▶ _WHAT TO DO_:
Using the listing below, copy every line that mentions "установки".

--- begin EXERCISE INPUTS ---

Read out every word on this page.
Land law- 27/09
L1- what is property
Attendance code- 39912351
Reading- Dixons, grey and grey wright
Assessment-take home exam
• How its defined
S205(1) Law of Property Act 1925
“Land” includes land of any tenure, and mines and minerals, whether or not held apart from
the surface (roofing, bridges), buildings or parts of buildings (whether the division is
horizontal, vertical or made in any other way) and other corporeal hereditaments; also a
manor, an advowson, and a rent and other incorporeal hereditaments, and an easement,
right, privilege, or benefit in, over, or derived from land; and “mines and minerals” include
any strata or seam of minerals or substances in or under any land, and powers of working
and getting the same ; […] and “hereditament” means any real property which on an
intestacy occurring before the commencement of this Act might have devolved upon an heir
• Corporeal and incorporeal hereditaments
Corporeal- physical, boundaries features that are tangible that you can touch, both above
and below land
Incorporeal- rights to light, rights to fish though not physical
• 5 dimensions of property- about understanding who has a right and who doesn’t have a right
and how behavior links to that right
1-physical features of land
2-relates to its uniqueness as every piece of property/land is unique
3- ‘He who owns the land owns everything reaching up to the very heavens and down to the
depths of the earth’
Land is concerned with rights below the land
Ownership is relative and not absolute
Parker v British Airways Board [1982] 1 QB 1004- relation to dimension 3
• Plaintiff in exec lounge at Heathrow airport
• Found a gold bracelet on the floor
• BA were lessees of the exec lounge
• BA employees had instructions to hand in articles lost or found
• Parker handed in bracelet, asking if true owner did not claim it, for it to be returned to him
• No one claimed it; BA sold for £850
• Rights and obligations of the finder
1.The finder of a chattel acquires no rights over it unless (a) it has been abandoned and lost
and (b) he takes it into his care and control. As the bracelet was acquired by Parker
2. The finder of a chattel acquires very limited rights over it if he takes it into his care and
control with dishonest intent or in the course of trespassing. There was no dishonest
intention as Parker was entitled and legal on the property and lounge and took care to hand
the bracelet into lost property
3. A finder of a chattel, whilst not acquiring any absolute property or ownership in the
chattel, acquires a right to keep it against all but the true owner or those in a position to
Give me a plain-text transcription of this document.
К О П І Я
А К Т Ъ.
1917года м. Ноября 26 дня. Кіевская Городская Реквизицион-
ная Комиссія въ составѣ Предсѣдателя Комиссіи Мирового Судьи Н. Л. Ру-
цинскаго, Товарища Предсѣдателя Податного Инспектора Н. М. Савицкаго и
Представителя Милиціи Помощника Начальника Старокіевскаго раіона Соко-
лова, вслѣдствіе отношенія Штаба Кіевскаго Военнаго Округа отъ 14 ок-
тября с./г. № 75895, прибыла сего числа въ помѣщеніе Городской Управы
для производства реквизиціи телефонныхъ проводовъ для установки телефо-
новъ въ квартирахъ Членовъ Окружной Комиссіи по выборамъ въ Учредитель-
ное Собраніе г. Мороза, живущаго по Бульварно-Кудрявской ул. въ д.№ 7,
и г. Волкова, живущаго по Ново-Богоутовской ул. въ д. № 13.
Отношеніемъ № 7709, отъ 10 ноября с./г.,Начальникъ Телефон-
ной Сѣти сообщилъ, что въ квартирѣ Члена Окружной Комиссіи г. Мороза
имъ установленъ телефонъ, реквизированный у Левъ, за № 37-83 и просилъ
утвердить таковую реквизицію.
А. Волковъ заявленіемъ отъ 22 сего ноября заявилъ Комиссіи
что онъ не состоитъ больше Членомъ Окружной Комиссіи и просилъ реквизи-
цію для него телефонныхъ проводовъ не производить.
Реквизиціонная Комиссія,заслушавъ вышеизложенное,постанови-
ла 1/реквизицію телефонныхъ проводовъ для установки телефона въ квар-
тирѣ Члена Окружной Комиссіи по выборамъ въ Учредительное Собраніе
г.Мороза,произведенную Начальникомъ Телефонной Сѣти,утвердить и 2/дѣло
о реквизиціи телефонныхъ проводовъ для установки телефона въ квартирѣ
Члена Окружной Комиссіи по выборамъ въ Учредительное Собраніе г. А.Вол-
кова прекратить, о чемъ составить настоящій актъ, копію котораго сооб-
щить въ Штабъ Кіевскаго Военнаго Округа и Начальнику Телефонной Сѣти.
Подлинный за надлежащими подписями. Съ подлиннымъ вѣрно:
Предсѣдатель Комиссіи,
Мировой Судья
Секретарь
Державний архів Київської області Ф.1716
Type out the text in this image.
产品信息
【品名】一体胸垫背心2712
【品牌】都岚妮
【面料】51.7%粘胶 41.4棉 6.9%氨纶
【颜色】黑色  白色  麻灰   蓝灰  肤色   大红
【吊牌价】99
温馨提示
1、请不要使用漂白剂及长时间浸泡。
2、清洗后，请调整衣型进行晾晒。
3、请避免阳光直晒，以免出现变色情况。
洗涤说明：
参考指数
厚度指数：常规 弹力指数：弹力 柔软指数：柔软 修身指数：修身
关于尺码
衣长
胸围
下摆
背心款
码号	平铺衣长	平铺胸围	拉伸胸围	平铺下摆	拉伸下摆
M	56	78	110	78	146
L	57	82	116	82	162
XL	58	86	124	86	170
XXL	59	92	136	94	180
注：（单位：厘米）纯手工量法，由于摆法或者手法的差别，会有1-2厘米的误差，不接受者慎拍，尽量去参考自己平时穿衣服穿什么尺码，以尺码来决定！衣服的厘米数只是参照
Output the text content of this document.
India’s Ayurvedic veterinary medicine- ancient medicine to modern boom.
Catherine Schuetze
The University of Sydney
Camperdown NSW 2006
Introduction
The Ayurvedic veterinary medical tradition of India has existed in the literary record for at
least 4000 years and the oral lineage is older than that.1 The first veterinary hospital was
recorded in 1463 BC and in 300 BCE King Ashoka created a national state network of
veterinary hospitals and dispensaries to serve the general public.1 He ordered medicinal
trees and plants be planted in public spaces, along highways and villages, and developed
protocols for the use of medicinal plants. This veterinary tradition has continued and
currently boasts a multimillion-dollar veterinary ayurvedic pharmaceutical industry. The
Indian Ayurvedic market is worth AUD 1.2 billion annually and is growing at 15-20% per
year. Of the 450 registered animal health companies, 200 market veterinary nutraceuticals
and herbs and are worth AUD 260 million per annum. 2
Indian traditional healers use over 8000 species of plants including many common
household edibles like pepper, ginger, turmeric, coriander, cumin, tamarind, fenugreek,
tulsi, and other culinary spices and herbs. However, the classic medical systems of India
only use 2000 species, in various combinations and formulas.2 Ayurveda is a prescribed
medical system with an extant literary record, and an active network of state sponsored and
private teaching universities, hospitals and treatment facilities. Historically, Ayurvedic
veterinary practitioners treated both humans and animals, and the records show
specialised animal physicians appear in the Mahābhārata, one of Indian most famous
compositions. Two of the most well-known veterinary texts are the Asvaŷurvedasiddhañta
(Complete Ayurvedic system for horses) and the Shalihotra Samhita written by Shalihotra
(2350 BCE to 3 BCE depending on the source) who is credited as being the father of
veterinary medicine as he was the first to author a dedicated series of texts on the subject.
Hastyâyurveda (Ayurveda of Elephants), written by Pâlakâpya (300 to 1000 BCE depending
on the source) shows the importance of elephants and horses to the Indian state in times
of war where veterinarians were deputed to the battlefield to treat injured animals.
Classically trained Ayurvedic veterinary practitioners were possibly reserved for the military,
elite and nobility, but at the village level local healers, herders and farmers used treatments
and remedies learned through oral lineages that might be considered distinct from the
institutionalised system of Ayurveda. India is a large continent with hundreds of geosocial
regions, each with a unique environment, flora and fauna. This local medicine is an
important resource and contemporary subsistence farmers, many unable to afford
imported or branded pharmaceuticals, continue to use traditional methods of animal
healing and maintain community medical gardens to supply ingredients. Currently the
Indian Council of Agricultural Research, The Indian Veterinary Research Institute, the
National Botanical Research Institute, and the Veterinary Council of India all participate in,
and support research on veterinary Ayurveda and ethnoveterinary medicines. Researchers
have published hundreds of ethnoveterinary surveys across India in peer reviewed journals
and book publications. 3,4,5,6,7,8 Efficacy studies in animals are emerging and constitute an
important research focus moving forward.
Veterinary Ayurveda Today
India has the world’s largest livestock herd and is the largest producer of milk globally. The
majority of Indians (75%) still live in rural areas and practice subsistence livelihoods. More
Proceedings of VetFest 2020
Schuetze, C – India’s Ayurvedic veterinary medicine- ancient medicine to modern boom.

--- end EXERCISE INPUTS ---

▶ _CORRECT RESULT_:
для производства реквизиціи телефонныхъ проводовъ для установки телефо-
ла 1/реквизицію телефонныхъ проводовъ для установки телефона въ квар-
о реквизиціи телефонныхъ проводовъ для установки телефона въ квартирѣ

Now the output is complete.